── DATA RECORDS

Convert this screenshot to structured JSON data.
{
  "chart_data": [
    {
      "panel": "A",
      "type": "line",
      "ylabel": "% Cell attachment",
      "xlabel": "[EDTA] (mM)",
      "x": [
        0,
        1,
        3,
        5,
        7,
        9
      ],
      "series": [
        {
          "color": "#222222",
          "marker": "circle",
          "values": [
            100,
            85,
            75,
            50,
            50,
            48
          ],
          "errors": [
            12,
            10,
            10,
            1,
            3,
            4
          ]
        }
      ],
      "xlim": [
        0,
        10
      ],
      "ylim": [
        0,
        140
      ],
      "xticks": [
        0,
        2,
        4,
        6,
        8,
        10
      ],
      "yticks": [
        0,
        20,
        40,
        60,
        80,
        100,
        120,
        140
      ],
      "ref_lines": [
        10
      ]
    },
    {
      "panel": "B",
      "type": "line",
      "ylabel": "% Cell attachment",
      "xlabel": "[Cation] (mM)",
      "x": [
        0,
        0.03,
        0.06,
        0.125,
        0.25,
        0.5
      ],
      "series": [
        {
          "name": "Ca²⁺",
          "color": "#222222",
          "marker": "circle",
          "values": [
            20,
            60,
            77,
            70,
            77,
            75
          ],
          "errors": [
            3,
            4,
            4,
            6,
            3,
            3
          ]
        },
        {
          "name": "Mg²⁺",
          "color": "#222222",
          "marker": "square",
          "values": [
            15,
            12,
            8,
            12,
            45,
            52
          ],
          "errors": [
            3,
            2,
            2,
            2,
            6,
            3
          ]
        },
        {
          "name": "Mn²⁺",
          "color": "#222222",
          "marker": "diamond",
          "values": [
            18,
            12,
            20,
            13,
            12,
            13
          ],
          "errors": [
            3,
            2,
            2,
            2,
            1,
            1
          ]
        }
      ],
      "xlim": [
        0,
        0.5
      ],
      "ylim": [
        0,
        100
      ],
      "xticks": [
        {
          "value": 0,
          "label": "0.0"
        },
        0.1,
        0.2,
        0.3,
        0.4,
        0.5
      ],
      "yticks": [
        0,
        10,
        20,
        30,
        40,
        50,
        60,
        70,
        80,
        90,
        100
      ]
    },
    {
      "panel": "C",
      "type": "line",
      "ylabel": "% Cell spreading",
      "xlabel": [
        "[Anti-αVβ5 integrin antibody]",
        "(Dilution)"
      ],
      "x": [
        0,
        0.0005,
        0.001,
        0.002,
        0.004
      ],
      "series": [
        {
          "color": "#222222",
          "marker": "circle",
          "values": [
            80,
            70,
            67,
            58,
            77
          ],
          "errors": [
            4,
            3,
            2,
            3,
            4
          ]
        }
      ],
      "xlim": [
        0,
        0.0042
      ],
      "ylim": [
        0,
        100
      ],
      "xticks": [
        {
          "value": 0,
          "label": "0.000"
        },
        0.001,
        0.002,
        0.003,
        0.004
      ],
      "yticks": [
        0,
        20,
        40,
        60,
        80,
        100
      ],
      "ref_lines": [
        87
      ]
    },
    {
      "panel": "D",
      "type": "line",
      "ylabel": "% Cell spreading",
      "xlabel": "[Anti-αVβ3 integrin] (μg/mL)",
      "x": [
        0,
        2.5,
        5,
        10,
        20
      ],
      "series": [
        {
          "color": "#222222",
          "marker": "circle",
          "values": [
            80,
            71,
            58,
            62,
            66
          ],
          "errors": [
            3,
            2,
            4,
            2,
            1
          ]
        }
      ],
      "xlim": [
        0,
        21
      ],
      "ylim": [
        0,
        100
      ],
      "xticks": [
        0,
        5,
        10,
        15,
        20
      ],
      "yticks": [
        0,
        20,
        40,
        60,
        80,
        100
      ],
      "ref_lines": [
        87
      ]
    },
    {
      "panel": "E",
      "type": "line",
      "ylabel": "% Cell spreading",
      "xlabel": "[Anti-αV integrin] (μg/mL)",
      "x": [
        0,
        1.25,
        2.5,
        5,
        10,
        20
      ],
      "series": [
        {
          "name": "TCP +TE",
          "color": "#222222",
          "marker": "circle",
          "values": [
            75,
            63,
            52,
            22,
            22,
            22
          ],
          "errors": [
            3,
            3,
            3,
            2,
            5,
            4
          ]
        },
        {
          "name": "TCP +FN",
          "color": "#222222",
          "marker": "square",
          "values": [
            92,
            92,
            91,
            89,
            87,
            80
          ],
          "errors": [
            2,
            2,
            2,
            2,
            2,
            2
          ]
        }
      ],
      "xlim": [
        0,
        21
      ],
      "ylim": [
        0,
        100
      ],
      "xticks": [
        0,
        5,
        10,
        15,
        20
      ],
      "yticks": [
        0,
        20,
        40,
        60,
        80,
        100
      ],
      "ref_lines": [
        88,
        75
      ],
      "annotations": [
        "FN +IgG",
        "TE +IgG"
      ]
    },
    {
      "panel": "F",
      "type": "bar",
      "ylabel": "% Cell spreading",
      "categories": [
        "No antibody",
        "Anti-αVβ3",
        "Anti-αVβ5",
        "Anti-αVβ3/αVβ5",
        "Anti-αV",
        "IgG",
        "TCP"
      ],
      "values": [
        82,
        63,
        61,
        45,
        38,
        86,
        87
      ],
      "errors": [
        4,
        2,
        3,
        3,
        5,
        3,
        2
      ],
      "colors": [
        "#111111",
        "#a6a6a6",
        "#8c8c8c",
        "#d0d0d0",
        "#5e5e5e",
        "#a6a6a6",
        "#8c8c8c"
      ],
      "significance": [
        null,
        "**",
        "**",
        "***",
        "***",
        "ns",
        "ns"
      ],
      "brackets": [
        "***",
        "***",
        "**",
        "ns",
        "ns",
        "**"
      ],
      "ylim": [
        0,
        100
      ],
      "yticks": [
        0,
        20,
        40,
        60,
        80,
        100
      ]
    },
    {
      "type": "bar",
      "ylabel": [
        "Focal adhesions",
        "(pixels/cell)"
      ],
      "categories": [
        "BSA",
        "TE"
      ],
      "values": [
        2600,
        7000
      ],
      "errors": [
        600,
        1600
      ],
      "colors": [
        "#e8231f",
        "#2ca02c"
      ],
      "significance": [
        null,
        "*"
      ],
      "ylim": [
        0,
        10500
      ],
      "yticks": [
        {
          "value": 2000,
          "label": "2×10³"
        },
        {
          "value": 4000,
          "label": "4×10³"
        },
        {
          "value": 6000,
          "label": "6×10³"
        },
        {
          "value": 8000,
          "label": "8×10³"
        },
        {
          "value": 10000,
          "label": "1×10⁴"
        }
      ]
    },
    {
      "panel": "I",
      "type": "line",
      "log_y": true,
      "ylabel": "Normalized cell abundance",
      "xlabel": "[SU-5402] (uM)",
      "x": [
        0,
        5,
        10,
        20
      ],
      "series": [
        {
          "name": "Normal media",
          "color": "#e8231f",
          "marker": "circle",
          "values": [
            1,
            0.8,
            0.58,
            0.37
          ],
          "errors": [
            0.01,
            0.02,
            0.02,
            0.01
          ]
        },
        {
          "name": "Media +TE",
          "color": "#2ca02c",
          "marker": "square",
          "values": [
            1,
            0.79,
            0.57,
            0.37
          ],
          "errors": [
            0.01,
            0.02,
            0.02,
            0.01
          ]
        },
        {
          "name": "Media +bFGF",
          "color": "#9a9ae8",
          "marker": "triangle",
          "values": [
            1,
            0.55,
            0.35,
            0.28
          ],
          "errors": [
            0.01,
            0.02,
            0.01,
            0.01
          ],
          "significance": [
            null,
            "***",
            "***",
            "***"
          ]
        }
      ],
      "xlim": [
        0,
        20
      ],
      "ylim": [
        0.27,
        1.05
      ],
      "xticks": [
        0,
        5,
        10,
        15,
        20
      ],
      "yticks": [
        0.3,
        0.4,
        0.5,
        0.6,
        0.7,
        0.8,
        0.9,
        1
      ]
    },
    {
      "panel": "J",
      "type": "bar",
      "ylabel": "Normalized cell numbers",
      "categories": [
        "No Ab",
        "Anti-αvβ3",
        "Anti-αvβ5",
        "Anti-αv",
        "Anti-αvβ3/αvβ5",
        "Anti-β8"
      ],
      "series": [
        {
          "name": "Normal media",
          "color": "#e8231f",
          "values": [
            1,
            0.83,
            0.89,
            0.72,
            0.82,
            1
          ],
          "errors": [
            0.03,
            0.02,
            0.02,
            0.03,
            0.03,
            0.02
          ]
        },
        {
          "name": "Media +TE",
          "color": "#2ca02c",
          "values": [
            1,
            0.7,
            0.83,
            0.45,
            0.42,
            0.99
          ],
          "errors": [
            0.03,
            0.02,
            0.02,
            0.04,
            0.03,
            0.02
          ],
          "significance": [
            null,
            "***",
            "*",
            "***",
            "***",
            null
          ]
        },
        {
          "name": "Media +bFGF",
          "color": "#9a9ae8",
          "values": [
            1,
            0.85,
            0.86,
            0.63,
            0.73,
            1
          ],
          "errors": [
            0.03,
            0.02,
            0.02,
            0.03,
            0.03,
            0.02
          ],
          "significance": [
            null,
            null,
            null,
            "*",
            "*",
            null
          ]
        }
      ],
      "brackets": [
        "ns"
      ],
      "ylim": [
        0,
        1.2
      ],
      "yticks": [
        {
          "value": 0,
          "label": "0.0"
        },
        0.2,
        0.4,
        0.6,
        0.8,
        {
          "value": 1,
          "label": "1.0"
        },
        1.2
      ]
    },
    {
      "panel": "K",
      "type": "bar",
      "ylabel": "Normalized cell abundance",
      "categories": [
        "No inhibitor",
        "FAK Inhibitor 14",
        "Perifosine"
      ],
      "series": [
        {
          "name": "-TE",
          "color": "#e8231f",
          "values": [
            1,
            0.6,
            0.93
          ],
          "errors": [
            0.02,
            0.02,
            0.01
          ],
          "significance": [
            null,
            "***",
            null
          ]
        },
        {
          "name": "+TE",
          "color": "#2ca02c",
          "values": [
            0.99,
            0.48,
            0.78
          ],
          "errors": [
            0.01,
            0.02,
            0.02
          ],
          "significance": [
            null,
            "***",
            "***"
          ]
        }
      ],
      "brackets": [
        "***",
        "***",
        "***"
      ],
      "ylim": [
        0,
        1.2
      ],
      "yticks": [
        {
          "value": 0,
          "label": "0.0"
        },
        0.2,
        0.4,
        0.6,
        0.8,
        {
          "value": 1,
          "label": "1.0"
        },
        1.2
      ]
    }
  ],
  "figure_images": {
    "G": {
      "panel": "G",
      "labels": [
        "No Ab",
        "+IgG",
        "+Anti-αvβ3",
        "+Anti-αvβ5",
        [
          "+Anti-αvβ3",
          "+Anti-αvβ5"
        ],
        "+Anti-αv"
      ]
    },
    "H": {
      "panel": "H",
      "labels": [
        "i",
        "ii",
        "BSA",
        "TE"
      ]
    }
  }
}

────

* DESCRIPTION OF THE TASK: All lines above containing the string "antibody" are to be collected.

* EXPECTED ANSWER:
        "[Anti-αVβ5 integrin antibody]",
        "No antibody",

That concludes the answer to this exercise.